Problem requirements: Only the lines from the line containing "Parse this screenshot: output" through the final line of the entries should be printed, exactly as given, with the pictures left out.

%%

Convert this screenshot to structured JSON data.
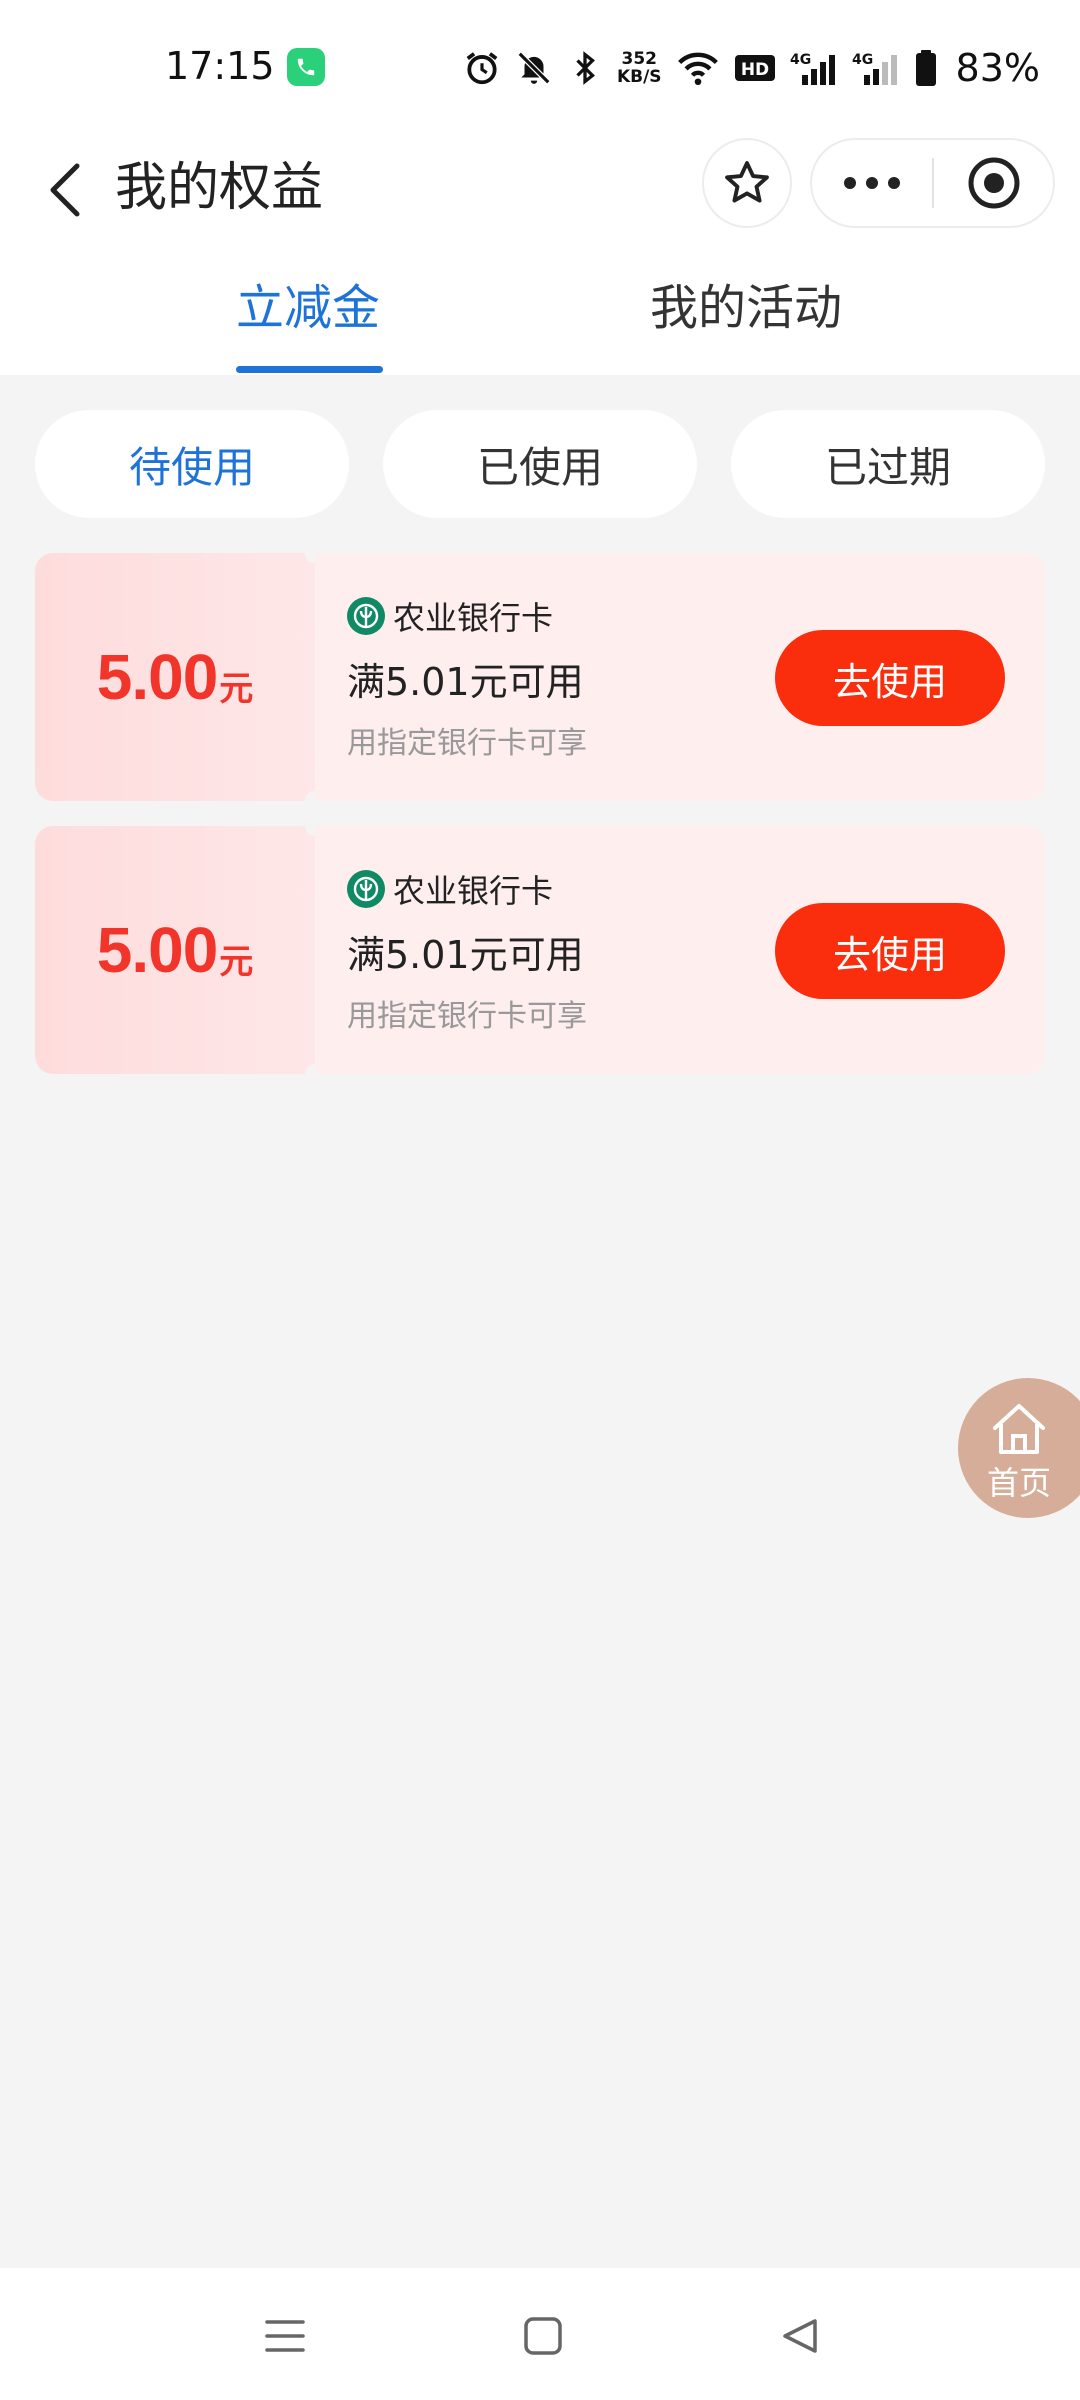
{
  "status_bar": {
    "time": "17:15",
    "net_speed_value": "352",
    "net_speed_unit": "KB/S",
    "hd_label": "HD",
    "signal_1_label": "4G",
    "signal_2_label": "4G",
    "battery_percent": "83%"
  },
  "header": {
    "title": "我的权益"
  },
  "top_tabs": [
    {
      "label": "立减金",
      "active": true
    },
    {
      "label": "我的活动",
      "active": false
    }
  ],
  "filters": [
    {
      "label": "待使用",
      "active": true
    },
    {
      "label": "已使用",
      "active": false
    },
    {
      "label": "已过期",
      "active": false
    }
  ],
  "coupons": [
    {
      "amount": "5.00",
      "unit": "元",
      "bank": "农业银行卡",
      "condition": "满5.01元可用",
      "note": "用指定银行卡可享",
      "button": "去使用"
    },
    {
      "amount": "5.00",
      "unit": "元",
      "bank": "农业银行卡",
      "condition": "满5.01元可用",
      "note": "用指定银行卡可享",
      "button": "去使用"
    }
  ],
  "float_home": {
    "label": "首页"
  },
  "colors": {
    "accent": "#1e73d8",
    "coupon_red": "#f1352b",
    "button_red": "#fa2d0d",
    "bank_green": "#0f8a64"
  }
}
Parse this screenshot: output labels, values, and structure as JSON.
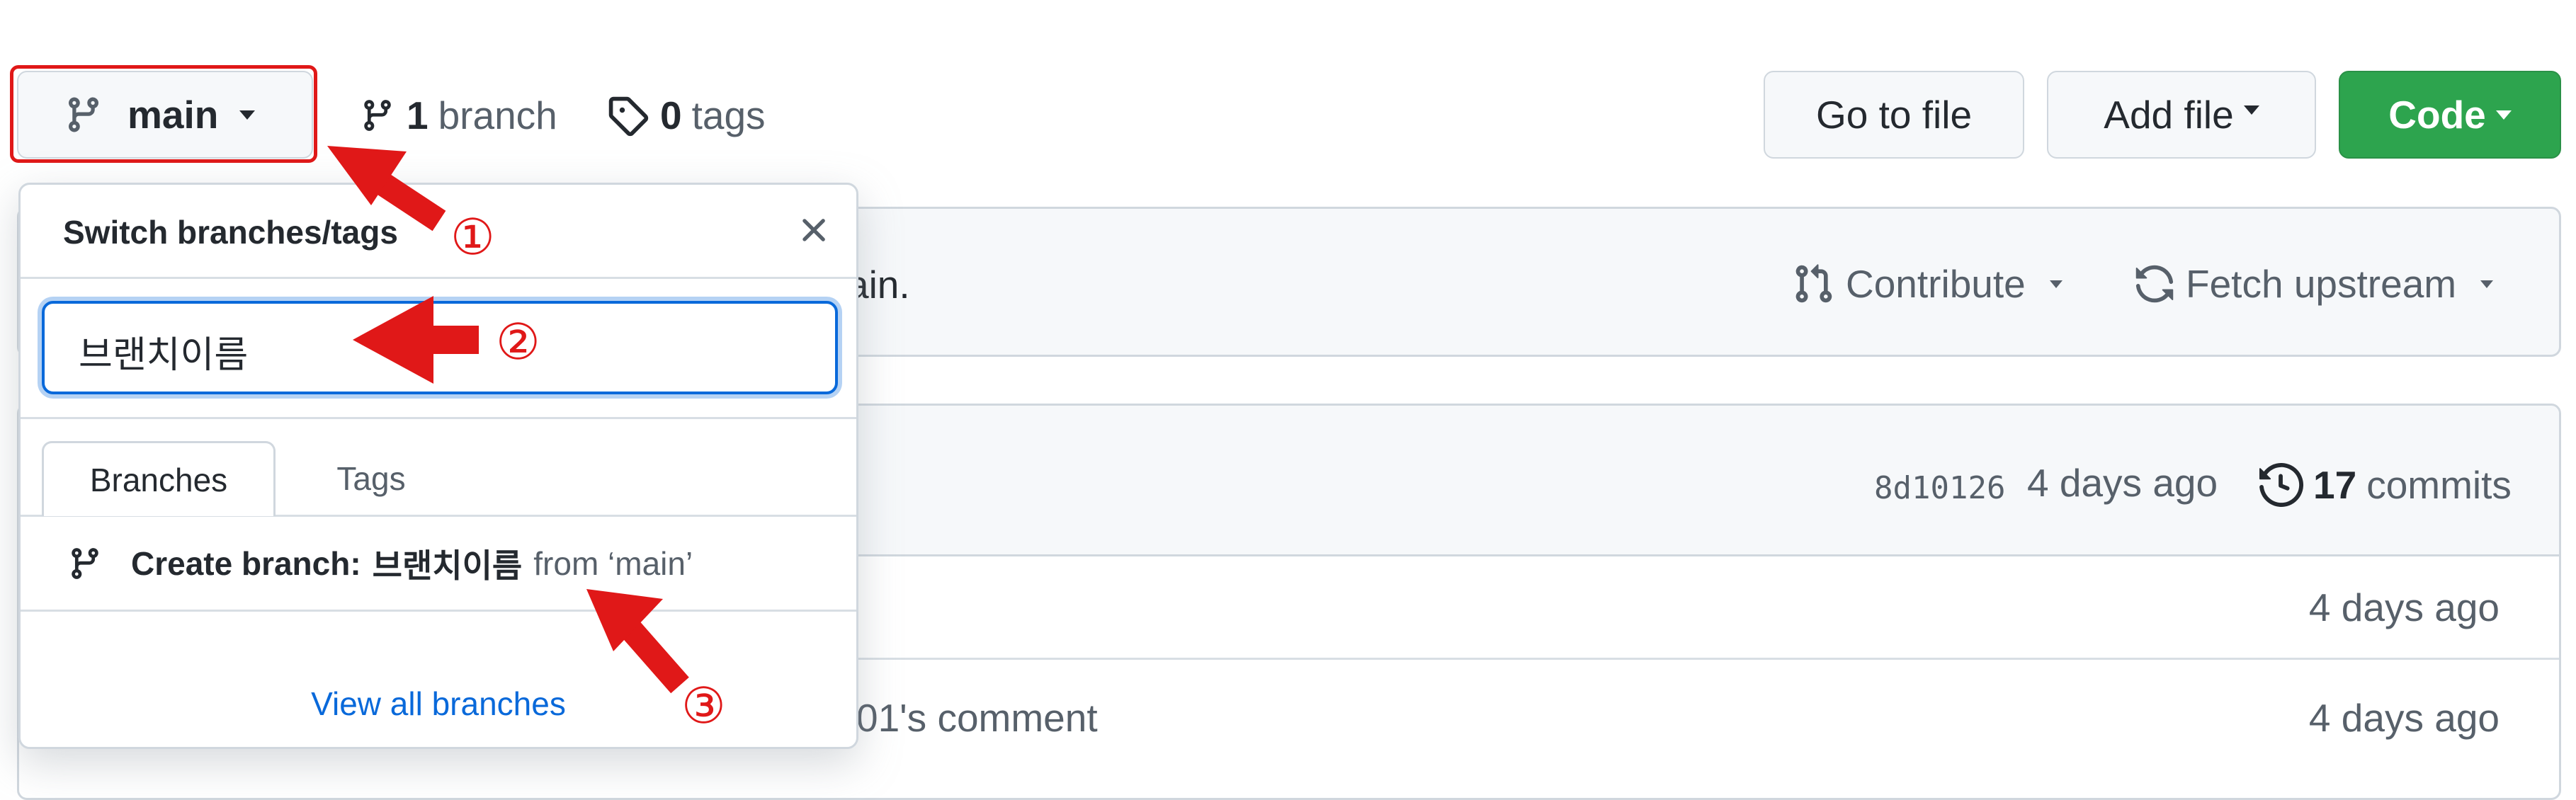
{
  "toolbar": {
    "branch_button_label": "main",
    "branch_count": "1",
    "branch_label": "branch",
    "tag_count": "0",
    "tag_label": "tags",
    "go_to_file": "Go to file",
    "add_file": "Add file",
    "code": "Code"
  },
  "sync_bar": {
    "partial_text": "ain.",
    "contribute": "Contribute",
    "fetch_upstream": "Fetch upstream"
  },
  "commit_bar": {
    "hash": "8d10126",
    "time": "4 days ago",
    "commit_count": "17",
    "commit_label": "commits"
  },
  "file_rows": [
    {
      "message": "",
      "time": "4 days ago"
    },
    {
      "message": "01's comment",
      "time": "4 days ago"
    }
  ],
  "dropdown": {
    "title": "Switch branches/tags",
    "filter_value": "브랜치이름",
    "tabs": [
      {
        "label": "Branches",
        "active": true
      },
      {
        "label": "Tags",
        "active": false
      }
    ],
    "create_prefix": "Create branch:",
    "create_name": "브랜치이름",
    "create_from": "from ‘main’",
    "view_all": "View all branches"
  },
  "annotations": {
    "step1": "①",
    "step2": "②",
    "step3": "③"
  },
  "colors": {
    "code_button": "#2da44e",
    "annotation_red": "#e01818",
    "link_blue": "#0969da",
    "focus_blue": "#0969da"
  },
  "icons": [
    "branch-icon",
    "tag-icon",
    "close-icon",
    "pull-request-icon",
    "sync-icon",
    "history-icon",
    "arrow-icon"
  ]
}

%%

Result of the task:
Parse this screenshot: output labels, values, and structure as JSON.
{
  "toolbar": {
    "branch_button_label": "main",
    "branch_count": "1",
    "branch_label": "branch",
    "tag_count": "0",
    "tag_label": "tags",
    "go_to_file": "Go to file",
    "add_file": "Add file",
    "code": "Code"
  },
  "sync_bar": {
    "partial_text": "ain.",
    "contribute": "Contribute",
    "fetch_upstream": "Fetch upstream"
  },
  "commit_bar": {
    "hash": "8d10126",
    "time": "4 days ago",
    "commit_count": "17",
    "commit_label": "commits"
  },
  "file_rows": [
    {
      "message": "",
      "time": "4 days ago"
    },
    {
      "message": "01's comment",
      "time": "4 days ago"
    }
  ],
  "dropdown": {
    "title": "Switch branches/tags",
    "filter_value": "브랜치이름",
    "tabs": [
      {
        "label": "Branches",
        "active": true
      },
      {
        "label": "Tags",
        "active": false
      }
    ],
    "create_prefix": "Create branch:",
    "create_name": "브랜치이름",
    "create_from": "from ‘main’",
    "view_all": "View all branches"
  },
  "annotations": {
    "step1": "①",
    "step2": "②",
    "step3": "③"
  },
  "colors": {
    "code_button": "#2da44e",
    "annotation_red": "#e01818",
    "link_blue": "#0969da",
    "focus_blue": "#0969da"
  },
  "icons": [
    "branch-icon",
    "tag-icon",
    "close-icon",
    "pull-request-icon",
    "sync-icon",
    "history-icon",
    "arrow-icon"
  ]
}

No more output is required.